▶ _Exercise_
Without including any pictures, copy each entry below exactly.

▶ _Data entries_
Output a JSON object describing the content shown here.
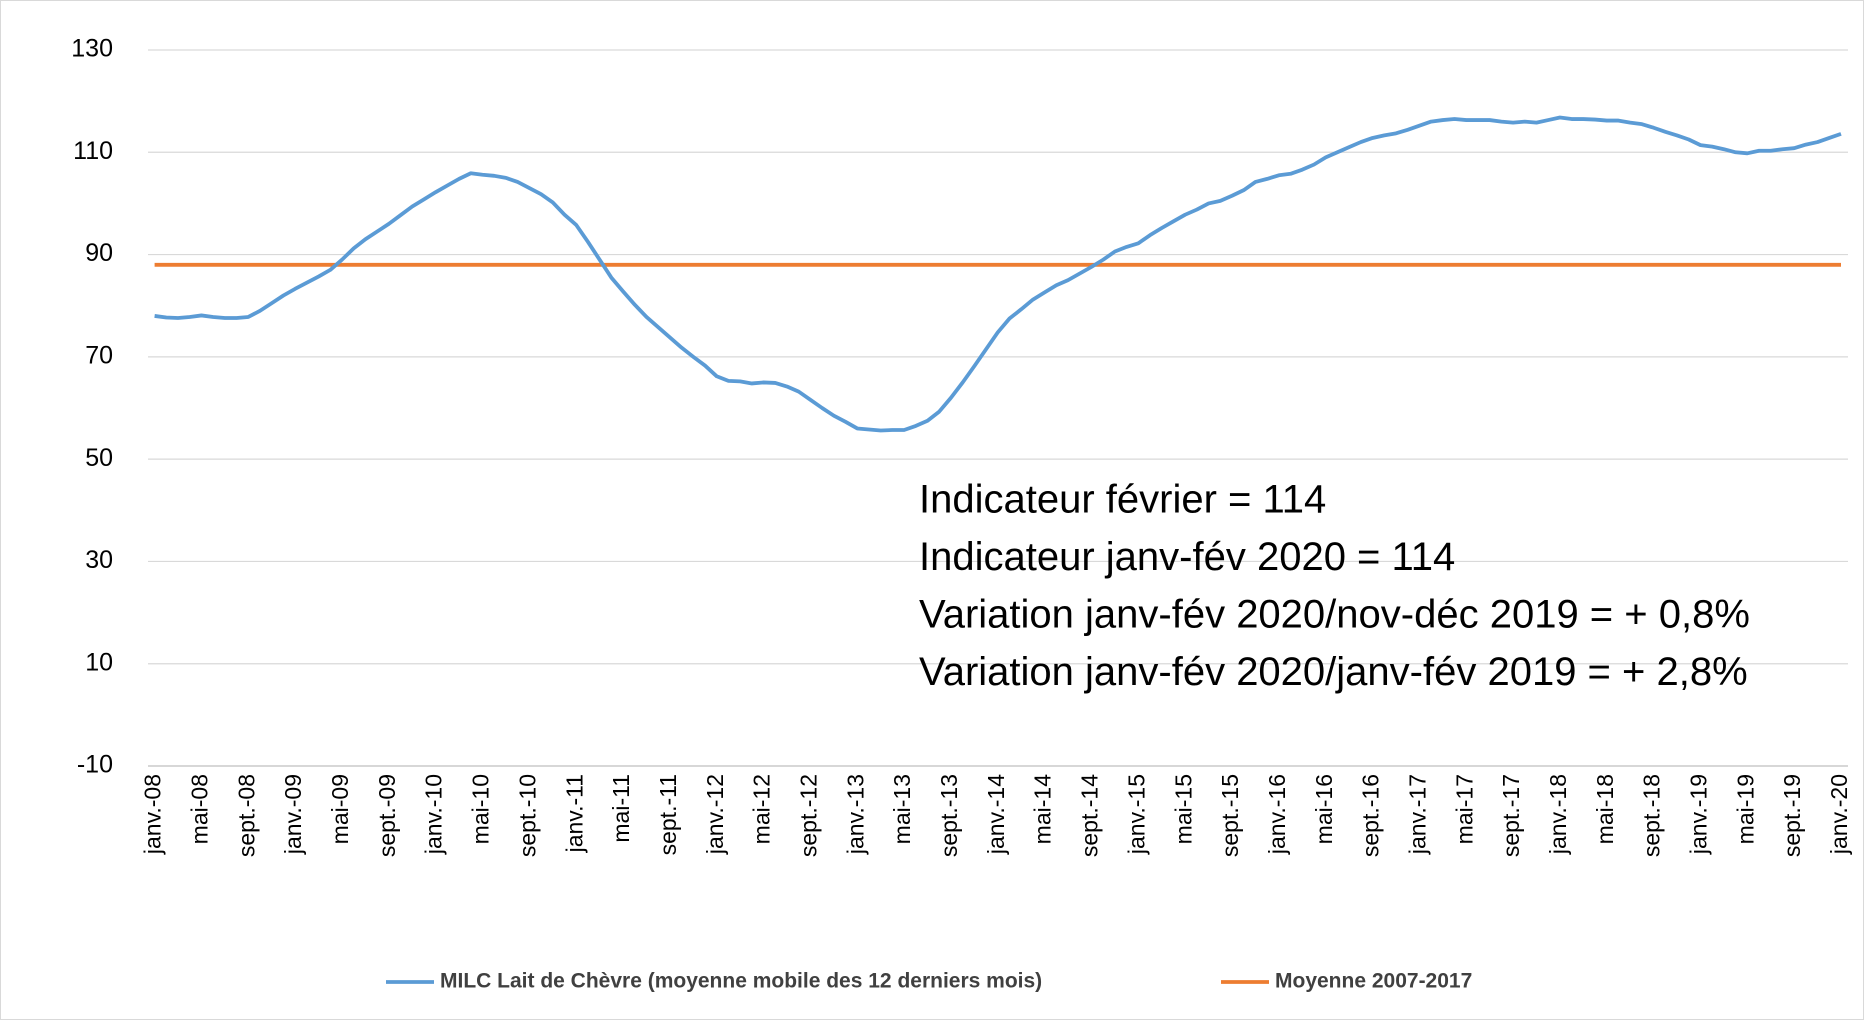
{
  "chart_data": {
    "type": "line",
    "categories": [
      "janv.-08",
      null,
      null,
      null,
      "mai-08",
      null,
      null,
      null,
      "sept.-08",
      null,
      null,
      null,
      "janv.-09",
      null,
      null,
      null,
      "mai-09",
      null,
      null,
      null,
      "sept.-09",
      null,
      null,
      null,
      "janv.-10",
      null,
      null,
      null,
      "mai-10",
      null,
      null,
      null,
      "sept.-10",
      null,
      null,
      null,
      "janv.-11",
      null,
      null,
      null,
      "mai-11",
      null,
      null,
      null,
      "sept.-11",
      null,
      null,
      null,
      "janv.-12",
      null,
      null,
      null,
      "mai-12",
      null,
      null,
      null,
      "sept.-12",
      null,
      null,
      null,
      "janv.-13",
      null,
      null,
      null,
      "mai-13",
      null,
      null,
      null,
      "sept.-13",
      null,
      null,
      null,
      "janv.-14",
      null,
      null,
      null,
      "mai-14",
      null,
      null,
      null,
      "sept.-14",
      null,
      null,
      null,
      "janv.-15",
      null,
      null,
      null,
      "mai-15",
      null,
      null,
      null,
      "sept.-15",
      null,
      null,
      null,
      "janv.-16",
      null,
      null,
      null,
      "mai-16",
      null,
      null,
      null,
      "sept.-16",
      null,
      null,
      null,
      "janv.-17",
      null,
      null,
      null,
      "mai-17",
      null,
      null,
      null,
      "sept.-17",
      null,
      null,
      null,
      "janv.-18",
      null,
      null,
      null,
      "mai-18",
      null,
      null,
      null,
      "sept.-18",
      null,
      null,
      null,
      "janv.-19",
      null,
      null,
      null,
      "mai-19",
      null,
      null,
      null,
      "sept.-19",
      null,
      null,
      null,
      "janv.-20"
    ],
    "series": [
      {
        "name": "MILC Lait de Chèvre (moyenne mobile des 12 derniers mois)",
        "color": "#5b9bd5",
        "values": [
          78,
          77.7,
          77.6,
          77.8,
          78.1,
          77.8,
          77.6,
          77.6,
          77.8,
          79,
          80.5,
          82,
          83.3,
          84.5,
          85.7,
          87,
          89,
          91.2,
          93,
          94.5,
          96,
          97.7,
          99.4,
          100.8,
          102.2,
          103.5,
          104.8,
          105.9,
          105.6,
          105.4,
          105,
          104.2,
          103,
          101.8,
          100.2,
          97.8,
          95.8,
          92.5,
          89,
          85.5,
          82.8,
          80.2,
          77.8,
          75.8,
          73.8,
          71.8,
          70,
          68.3,
          66.2,
          65.3,
          65.2,
          64.8,
          65,
          64.9,
          64.2,
          63.2,
          61.6,
          60,
          58.5,
          57.3,
          56,
          55.8,
          55.6,
          55.7,
          55.7,
          56.5,
          57.5,
          59.3,
          62,
          65,
          68.2,
          71.5,
          74.8,
          77.5,
          79.3,
          81.2,
          82.6,
          84,
          85,
          86.3,
          87.6,
          89,
          90.6,
          91.5,
          92.2,
          93.8,
          95.2,
          96.5,
          97.8,
          98.8,
          100,
          100.5,
          101.5,
          102.6,
          104.2,
          104.8,
          105.5,
          105.8,
          106.6,
          107.6,
          109,
          110,
          111,
          112,
          112.8,
          113.3,
          113.7,
          114.4,
          115.2,
          116,
          116.3,
          116.5,
          116.3,
          116.3,
          116.3,
          116,
          115.8,
          116,
          115.8,
          116.3,
          116.8,
          116.5,
          116.5,
          116.4,
          116.2,
          116.2,
          115.8,
          115.5,
          114.8,
          114,
          113.3,
          112.5,
          111.4,
          111.1,
          110.6,
          110,
          109.8,
          110.3,
          110.3,
          110.6,
          110.8,
          111.5,
          112,
          112.8,
          113.6
        ]
      },
      {
        "name": "Moyenne 2007-2017",
        "color": "#ed7d31",
        "values": [
          88,
          88,
          88,
          88,
          88,
          88,
          88,
          88,
          88,
          88,
          88,
          88,
          88,
          88,
          88,
          88,
          88,
          88,
          88,
          88,
          88,
          88,
          88,
          88,
          88,
          88,
          88,
          88,
          88,
          88,
          88,
          88,
          88,
          88,
          88,
          88,
          88,
          88,
          88,
          88,
          88,
          88,
          88,
          88,
          88,
          88,
          88,
          88,
          88,
          88,
          88,
          88,
          88,
          88,
          88,
          88,
          88,
          88,
          88,
          88,
          88,
          88,
          88,
          88,
          88,
          88,
          88,
          88,
          88,
          88,
          88,
          88,
          88,
          88,
          88,
          88,
          88,
          88,
          88,
          88,
          88,
          88,
          88,
          88,
          88,
          88,
          88,
          88,
          88,
          88,
          88,
          88,
          88,
          88,
          88,
          88,
          88,
          88,
          88,
          88,
          88,
          88,
          88,
          88,
          88,
          88,
          88,
          88,
          88,
          88,
          88,
          88,
          88,
          88,
          88,
          88,
          88,
          88,
          88,
          88,
          88,
          88,
          88,
          88,
          88,
          88,
          88,
          88,
          88,
          88,
          88,
          88,
          88,
          88,
          88,
          88,
          88,
          88,
          88,
          88,
          88,
          88,
          88,
          88,
          88
        ]
      }
    ],
    "ylim": [
      -10,
      130
    ],
    "yticks": [
      -10,
      10,
      30,
      50,
      70,
      90,
      110,
      130
    ],
    "grid": true,
    "legend": "bottom",
    "annotations": [
      "Indicateur février = 114",
      "Indicateur janv-fév 2020 = 114",
      "Variation janv-fév 2020/nov-déc 2019 = + 0,8%",
      "Variation janv-fév 2020/janv-fév 2019 = + 2,8%"
    ]
  }
}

▶ _Result of this exercise_
Output a JSON object describing the content shown here.
{
  "chart_data": {
    "type": "line",
    "categories": [
      "janv.-08",
      null,
      null,
      null,
      "mai-08",
      null,
      null,
      null,
      "sept.-08",
      null,
      null,
      null,
      "janv.-09",
      null,
      null,
      null,
      "mai-09",
      null,
      null,
      null,
      "sept.-09",
      null,
      null,
      null,
      "janv.-10",
      null,
      null,
      null,
      "mai-10",
      null,
      null,
      null,
      "sept.-10",
      null,
      null,
      null,
      "janv.-11",
      null,
      null,
      null,
      "mai-11",
      null,
      null,
      null,
      "sept.-11",
      null,
      null,
      null,
      "janv.-12",
      null,
      null,
      null,
      "mai-12",
      null,
      null,
      null,
      "sept.-12",
      null,
      null,
      null,
      "janv.-13",
      null,
      null,
      null,
      "mai-13",
      null,
      null,
      null,
      "sept.-13",
      null,
      null,
      null,
      "janv.-14",
      null,
      null,
      null,
      "mai-14",
      null,
      null,
      null,
      "sept.-14",
      null,
      null,
      null,
      "janv.-15",
      null,
      null,
      null,
      "mai-15",
      null,
      null,
      null,
      "sept.-15",
      null,
      null,
      null,
      "janv.-16",
      null,
      null,
      null,
      "mai-16",
      null,
      null,
      null,
      "sept.-16",
      null,
      null,
      null,
      "janv.-17",
      null,
      null,
      null,
      "mai-17",
      null,
      null,
      null,
      "sept.-17",
      null,
      null,
      null,
      "janv.-18",
      null,
      null,
      null,
      "mai-18",
      null,
      null,
      null,
      "sept.-18",
      null,
      null,
      null,
      "janv.-19",
      null,
      null,
      null,
      "mai-19",
      null,
      null,
      null,
      "sept.-19",
      null,
      null,
      null,
      "janv.-20"
    ],
    "series": [
      {
        "name": "MILC Lait de Chèvre (moyenne mobile des 12 derniers mois)",
        "color": "#5b9bd5",
        "values": [
          78,
          77.7,
          77.6,
          77.8,
          78.1,
          77.8,
          77.6,
          77.6,
          77.8,
          79,
          80.5,
          82,
          83.3,
          84.5,
          85.7,
          87,
          89,
          91.2,
          93,
          94.5,
          96,
          97.7,
          99.4,
          100.8,
          102.2,
          103.5,
          104.8,
          105.9,
          105.6,
          105.4,
          105,
          104.2,
          103,
          101.8,
          100.2,
          97.8,
          95.8,
          92.5,
          89,
          85.5,
          82.8,
          80.2,
          77.8,
          75.8,
          73.8,
          71.8,
          70,
          68.3,
          66.2,
          65.3,
          65.2,
          64.8,
          65,
          64.9,
          64.2,
          63.2,
          61.6,
          60,
          58.5,
          57.3,
          56,
          55.8,
          55.6,
          55.7,
          55.7,
          56.5,
          57.5,
          59.3,
          62,
          65,
          68.2,
          71.5,
          74.8,
          77.5,
          79.3,
          81.2,
          82.6,
          84,
          85,
          86.3,
          87.6,
          89,
          90.6,
          91.5,
          92.2,
          93.8,
          95.2,
          96.5,
          97.8,
          98.8,
          100,
          100.5,
          101.5,
          102.6,
          104.2,
          104.8,
          105.5,
          105.8,
          106.6,
          107.6,
          109,
          110,
          111,
          112,
          112.8,
          113.3,
          113.7,
          114.4,
          115.2,
          116,
          116.3,
          116.5,
          116.3,
          116.3,
          116.3,
          116,
          115.8,
          116,
          115.8,
          116.3,
          116.8,
          116.5,
          116.5,
          116.4,
          116.2,
          116.2,
          115.8,
          115.5,
          114.8,
          114,
          113.3,
          112.5,
          111.4,
          111.1,
          110.6,
          110,
          109.8,
          110.3,
          110.3,
          110.6,
          110.8,
          111.5,
          112,
          112.8,
          113.6
        ]
      },
      {
        "name": "Moyenne 2007-2017",
        "color": "#ed7d31",
        "values": [
          88,
          88,
          88,
          88,
          88,
          88,
          88,
          88,
          88,
          88,
          88,
          88,
          88,
          88,
          88,
          88,
          88,
          88,
          88,
          88,
          88,
          88,
          88,
          88,
          88,
          88,
          88,
          88,
          88,
          88,
          88,
          88,
          88,
          88,
          88,
          88,
          88,
          88,
          88,
          88,
          88,
          88,
          88,
          88,
          88,
          88,
          88,
          88,
          88,
          88,
          88,
          88,
          88,
          88,
          88,
          88,
          88,
          88,
          88,
          88,
          88,
          88,
          88,
          88,
          88,
          88,
          88,
          88,
          88,
          88,
          88,
          88,
          88,
          88,
          88,
          88,
          88,
          88,
          88,
          88,
          88,
          88,
          88,
          88,
          88,
          88,
          88,
          88,
          88,
          88,
          88,
          88,
          88,
          88,
          88,
          88,
          88,
          88,
          88,
          88,
          88,
          88,
          88,
          88,
          88,
          88,
          88,
          88,
          88,
          88,
          88,
          88,
          88,
          88,
          88,
          88,
          88,
          88,
          88,
          88,
          88,
          88,
          88,
          88,
          88,
          88,
          88,
          88,
          88,
          88,
          88,
          88,
          88,
          88,
          88,
          88,
          88,
          88,
          88,
          88,
          88,
          88,
          88,
          88,
          88
        ]
      }
    ],
    "ylim": [
      -10,
      130
    ],
    "yticks": [
      -10,
      10,
      30,
      50,
      70,
      90,
      110,
      130
    ],
    "grid": true,
    "legend": "bottom",
    "annotations": [
      "Indicateur février = 114",
      "Indicateur janv-fév 2020 = 114",
      "Variation janv-fév 2020/nov-déc 2019 = + 0,8%",
      "Variation janv-fév 2020/janv-fév 2019 = + 2,8%"
    ]
  }
}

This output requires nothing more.